Written problem.
Write only the number of lines holding the string "menit".

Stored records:
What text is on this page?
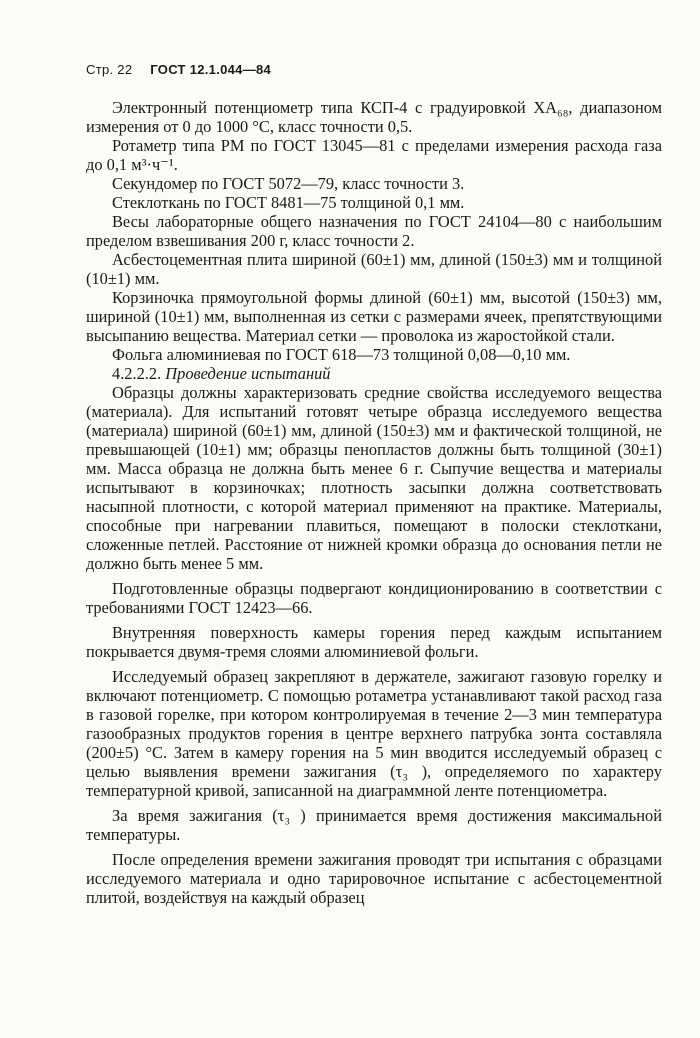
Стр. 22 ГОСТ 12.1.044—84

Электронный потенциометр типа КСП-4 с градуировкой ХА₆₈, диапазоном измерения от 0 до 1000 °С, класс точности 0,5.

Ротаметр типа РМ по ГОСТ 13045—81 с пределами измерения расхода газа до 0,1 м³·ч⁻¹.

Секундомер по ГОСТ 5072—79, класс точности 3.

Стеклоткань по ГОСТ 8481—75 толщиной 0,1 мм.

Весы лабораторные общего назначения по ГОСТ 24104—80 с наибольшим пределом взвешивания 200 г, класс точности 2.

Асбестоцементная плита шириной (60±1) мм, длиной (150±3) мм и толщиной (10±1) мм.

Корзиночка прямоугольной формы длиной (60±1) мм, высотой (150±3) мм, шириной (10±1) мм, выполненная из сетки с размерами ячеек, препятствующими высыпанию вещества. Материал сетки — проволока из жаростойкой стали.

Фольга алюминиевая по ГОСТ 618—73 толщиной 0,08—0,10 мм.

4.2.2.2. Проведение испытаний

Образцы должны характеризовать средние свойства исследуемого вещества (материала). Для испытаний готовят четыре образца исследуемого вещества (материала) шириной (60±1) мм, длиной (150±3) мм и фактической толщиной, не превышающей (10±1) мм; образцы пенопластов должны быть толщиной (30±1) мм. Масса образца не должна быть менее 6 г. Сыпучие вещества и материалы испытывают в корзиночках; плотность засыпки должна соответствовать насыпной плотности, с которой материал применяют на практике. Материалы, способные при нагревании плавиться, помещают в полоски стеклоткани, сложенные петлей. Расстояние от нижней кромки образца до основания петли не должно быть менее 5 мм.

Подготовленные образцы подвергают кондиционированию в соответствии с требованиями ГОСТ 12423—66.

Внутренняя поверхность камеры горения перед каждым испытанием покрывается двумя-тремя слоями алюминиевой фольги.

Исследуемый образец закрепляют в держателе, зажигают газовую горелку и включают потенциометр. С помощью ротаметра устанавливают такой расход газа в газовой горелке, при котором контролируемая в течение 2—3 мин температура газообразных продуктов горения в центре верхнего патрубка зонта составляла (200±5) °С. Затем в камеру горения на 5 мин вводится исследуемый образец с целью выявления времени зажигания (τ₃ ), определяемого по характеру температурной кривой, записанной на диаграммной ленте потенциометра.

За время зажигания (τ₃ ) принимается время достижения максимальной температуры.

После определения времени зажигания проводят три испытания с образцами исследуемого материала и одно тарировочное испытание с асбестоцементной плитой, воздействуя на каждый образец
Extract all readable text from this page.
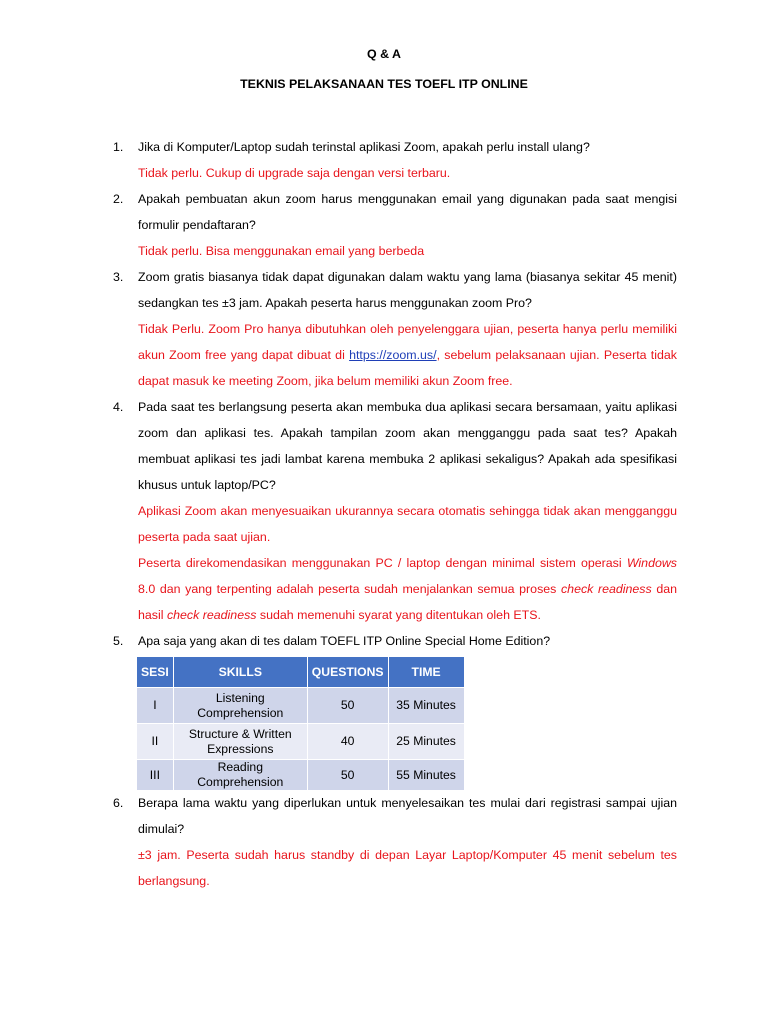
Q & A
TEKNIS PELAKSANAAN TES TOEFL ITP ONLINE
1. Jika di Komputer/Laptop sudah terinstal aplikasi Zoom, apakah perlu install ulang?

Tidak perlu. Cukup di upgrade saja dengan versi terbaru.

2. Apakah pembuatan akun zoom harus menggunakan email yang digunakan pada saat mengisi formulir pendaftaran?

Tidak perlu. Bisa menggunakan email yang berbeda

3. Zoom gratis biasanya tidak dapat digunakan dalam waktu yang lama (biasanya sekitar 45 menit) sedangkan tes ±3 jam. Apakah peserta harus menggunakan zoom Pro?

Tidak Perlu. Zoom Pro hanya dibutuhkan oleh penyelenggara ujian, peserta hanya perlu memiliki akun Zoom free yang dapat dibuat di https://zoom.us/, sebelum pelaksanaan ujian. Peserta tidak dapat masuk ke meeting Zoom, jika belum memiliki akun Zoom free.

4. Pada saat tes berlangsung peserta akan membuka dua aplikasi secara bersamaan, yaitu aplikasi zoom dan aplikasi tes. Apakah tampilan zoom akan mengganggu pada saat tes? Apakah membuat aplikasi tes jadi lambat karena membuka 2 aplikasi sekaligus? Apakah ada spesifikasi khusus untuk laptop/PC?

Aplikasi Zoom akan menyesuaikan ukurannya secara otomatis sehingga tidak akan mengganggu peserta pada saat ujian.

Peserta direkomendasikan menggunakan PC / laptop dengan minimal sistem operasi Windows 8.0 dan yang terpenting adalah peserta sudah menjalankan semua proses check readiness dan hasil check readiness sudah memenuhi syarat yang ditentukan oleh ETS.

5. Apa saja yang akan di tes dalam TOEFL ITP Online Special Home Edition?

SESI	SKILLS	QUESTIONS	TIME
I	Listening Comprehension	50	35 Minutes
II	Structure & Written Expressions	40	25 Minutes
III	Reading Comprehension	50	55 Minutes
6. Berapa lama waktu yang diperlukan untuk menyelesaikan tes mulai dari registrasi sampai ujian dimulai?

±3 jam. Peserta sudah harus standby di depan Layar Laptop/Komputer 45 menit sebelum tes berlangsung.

Task response.
2